(begin)

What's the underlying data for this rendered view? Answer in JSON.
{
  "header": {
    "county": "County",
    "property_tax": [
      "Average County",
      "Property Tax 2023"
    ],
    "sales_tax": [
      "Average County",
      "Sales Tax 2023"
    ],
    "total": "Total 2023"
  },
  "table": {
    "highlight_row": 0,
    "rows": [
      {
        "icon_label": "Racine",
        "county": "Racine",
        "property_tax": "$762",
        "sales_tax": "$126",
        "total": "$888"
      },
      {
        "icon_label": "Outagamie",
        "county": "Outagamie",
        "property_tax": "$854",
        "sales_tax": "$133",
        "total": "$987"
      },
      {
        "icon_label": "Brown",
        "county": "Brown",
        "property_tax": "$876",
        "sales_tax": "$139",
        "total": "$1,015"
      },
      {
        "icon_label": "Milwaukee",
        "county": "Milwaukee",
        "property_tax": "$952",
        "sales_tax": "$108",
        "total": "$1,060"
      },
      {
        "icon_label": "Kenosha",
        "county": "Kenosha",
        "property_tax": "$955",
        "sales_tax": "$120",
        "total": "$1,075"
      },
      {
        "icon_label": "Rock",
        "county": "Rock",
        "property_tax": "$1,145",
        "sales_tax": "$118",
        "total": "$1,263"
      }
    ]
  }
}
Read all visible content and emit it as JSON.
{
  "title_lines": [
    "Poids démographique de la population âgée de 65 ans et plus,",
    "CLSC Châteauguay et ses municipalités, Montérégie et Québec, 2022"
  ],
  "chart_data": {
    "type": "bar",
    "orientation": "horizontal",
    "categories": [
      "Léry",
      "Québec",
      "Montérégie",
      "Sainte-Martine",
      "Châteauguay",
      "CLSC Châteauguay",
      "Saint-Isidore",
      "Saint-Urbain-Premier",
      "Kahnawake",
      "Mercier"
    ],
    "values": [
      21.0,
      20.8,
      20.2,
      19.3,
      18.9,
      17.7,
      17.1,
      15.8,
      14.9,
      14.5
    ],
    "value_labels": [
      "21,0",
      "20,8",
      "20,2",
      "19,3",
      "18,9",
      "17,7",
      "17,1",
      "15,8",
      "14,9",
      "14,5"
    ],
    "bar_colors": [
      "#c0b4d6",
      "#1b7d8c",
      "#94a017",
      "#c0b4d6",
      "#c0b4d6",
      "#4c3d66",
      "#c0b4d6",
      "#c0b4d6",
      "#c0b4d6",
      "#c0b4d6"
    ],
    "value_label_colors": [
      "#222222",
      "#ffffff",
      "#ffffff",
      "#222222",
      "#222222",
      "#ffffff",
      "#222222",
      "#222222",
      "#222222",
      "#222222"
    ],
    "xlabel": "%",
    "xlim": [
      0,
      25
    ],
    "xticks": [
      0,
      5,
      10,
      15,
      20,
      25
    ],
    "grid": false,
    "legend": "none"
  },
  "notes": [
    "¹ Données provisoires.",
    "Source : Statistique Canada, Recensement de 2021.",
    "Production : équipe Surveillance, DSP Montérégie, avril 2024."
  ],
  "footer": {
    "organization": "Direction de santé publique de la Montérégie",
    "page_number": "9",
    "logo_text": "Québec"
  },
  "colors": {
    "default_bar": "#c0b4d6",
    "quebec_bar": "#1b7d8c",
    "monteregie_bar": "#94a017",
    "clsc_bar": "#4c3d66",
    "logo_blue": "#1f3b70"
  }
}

(end)

The lines to reproduce run from the one that contains "Read all visible content and emit it as JSON." through the last line above; copy them exactly.

SOLUTION TO THIS TASK ->
Read all visible content and emit it as JSON.
{
  "title_lines": [
    "Poids démographique de la population âgée de 65 ans et plus,",
    "CLSC Châteauguay et ses municipalités, Montérégie et Québec, 2022"
  ],
  "chart_data": {
    "type": "bar",
    "orientation": "horizontal",
    "categories": [
      "Léry",
      "Québec",
      "Montérégie",
      "Sainte-Martine",
      "Châteauguay",
      "CLSC Châteauguay",
      "Saint-Isidore",
      "Saint-Urbain-Premier",
      "Kahnawake",
      "Mercier"
    ],
    "values": [
      21.0,
      20.8,
      20.2,
      19.3,
      18.9,
      17.7,
      17.1,
      15.8,
      14.9,
      14.5
    ],
    "value_labels": [
      "21,0",
      "20,8",
      "20,2",
      "19,3",
      "18,9",
      "17,7",
      "17,1",
      "15,8",
      "14,9",
      "14,5"
    ],
    "bar_colors": [
      "#c0b4d6",
      "#1b7d8c",
      "#94a017",
      "#c0b4d6",
      "#c0b4d6",
      "#4c3d66",
      "#c0b4d6",
      "#c0b4d6",
      "#c0b4d6",
      "#c0b4d6"
    ],
    "value_label_colors": [
      "#222222",
      "#ffffff",
      "#ffffff",
      "#222222",
      "#222222",
      "#ffffff",
      "#222222",
      "#222222",
      "#222222",
      "#222222"
    ],
    "xlabel": "%",
    "xlim": [
      0,
      25
    ],
    "xticks": [
      0,
      5,
      10,
      15,
      20,
      25
    ],
    "grid": false,
    "legend": "none"
  },
  "notes": [
    "¹ Données provisoires.",
    "Source : Statistique Canada, Recensement de 2021.",
    "Production : équipe Surveillance, DSP Montérégie, avril 2024."
  ],
  "footer": {
    "organization": "Direction de santé publique de la Montérégie",
    "page_number": "9",
    "logo_text": "Québec"
  },
  "colors": {
    "default_bar": "#c0b4d6",
    "quebec_bar": "#1b7d8c",
    "monteregie_bar": "#94a017",
    "clsc_bar": "#4c3d66",
    "logo_blue": "#1f3b70"
  }
}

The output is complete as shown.